Tonu Laijinglembi was afraid that her Khongjomba would come to harm if his true identity were revealed. So, she took her young son and fled to the hills, seeking asylum in the house of her husband's friend, the chief of Leihou tribe. She lived there till her son grew to manhood, and then they both returned to the house of late Thangjahanba. During that time, as planned by God Thangching, the people of Moirang had forgotten about the family of the late Kadeng Thangjahanba, and refused to help Tonu Laijinglembi and her son. They lived in poverty, Khongjomba collecting firewood daily and Tonu Laijinglembi selling in the market.

=-=-=-=-=

TASK SET:
1 > In the passage about Tonu Laijinglembi, whose house did she take refuge in when she fled to the hills?
2 > Print the part of the passage about Tonu Laijinglembi starting at "Tonu Laijinglembi was" and ending at "in the market.".
3 > Proceed with the passage about Tonu Laijinglembi and her son from where it stops.

(Items from a dataset)

=-=-=-=-=

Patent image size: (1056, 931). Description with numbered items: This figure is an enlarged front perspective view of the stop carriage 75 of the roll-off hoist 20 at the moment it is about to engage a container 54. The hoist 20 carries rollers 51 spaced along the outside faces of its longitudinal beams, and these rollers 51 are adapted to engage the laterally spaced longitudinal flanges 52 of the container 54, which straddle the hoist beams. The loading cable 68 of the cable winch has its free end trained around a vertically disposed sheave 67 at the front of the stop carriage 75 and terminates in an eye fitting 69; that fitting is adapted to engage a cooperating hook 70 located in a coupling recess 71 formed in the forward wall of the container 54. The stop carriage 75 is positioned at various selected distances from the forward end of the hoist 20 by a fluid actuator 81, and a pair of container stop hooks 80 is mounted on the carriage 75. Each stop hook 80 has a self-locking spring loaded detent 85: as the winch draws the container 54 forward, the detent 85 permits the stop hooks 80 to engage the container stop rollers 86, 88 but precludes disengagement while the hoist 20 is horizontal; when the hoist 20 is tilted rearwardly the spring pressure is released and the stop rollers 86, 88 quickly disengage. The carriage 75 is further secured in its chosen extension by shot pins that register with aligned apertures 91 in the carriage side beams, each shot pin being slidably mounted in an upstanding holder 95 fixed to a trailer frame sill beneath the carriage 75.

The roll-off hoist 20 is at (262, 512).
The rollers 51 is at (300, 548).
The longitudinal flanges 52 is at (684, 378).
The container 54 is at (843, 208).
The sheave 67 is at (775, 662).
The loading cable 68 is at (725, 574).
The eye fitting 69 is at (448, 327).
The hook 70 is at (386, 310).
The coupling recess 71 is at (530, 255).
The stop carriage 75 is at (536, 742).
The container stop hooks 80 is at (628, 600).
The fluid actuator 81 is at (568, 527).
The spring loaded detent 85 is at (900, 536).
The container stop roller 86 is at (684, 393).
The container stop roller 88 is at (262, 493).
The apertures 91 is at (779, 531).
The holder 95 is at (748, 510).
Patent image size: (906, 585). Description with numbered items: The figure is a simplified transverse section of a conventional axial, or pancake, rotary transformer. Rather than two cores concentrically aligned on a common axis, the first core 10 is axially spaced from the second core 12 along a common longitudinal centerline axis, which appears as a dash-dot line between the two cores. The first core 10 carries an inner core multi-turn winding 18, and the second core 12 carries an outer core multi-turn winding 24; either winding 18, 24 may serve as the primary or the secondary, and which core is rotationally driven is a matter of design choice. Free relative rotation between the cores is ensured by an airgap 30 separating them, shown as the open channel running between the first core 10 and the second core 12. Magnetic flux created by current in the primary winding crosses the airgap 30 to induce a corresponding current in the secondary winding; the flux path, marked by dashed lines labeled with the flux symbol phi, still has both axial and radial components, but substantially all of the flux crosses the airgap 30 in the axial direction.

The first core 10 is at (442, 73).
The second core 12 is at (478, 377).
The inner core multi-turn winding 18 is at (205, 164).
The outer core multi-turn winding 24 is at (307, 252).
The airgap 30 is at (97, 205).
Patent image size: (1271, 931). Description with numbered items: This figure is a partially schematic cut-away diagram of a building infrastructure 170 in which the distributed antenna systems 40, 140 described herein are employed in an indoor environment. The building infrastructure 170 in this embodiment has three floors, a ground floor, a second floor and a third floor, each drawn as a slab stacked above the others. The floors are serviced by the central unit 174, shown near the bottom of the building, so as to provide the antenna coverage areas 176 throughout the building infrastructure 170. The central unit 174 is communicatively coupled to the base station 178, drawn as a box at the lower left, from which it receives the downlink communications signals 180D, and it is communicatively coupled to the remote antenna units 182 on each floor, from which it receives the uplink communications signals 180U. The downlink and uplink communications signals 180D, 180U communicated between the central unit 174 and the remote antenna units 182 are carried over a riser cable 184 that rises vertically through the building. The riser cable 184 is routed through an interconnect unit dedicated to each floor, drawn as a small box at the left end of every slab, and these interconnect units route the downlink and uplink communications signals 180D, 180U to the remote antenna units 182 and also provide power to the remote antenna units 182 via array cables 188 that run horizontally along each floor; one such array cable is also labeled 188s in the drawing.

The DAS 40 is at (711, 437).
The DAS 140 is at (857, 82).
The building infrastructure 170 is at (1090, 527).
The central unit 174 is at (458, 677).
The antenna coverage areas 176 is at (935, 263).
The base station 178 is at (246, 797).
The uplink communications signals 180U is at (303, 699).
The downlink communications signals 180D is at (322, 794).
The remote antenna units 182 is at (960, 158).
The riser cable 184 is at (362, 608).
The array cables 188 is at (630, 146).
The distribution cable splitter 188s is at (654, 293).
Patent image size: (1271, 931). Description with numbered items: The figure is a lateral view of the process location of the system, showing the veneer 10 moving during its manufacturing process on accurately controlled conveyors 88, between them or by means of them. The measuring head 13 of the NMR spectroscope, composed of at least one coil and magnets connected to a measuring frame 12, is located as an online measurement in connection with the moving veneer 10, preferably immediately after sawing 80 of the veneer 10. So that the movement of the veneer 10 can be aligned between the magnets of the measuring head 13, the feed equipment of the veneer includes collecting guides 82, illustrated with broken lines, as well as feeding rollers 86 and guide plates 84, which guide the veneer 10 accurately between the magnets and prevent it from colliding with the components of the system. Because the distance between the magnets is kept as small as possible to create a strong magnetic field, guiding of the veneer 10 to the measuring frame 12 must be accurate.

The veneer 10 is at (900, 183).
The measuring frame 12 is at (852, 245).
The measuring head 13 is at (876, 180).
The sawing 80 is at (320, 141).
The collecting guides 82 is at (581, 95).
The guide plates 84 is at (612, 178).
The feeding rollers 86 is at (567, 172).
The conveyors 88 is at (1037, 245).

=-=-=-=-=

ANSWERS GIVEN:
1 > The house of her husband's friend, the chief of the Leihou tribe.

2 >
Tonu Laijinglembi was afraid that her Khongjomba would come to harm if his true identity were revealed. So, she took her young son and fled to the hills, seeking asylum in the house of her husband's friend, the chief of Leihou tribe. She lived there till her son grew to manhood, and then they both returned to the house of late Thangjahanba. During that time, as planned by God Thangching, the people of Moirang had forgotten about the family of the late Kadeng Thangjahanba, and refused to help Tonu Laijinglembi and her son. They lived in poverty, Khongjomba collecting firewood daily and Tonu Laijinglembi selling in the market.

3 >
One day, Khongjomba happened to meet Lady Pidonnu, during a game of kang (a traditional Meitei game), played between ladies and gentlemen. Nidrām, the Royal heir, was immediately jealous. So, he sent his men to attack Khongjomba. However, Nidrām's men were overcame by the powerful Khongjomba. Nidrām looked for other ways to harass Khongjomba. One day, Khongjomba was wandering around the Loktak Lake on the day the ladies of Moirang were to take part in a large fishing event. It was the custom of that time that men were not allowed near the lake on this special day. As Khongjomba broke the rules, he was caught beaten by Nidrām and his men. Tonu Laijinglembi ran to King Laijing Ningthou Punsiba to save her son's life. The king remembered that Tonu Laijinglembi was pregnant with his child when she left him. Tonu then revealed the true parentage of her son Khongjomba. King Laijing Ningthou Punsiba surprised and alarmed. Without  delay, he crowned his true son Khongjomba as the sovereign of Moirang, discarding the appointed heir, Nidrām. Later, the two lovers King Ura Naha Khongjomba and Lady Pidonu got married and lived happily ever after.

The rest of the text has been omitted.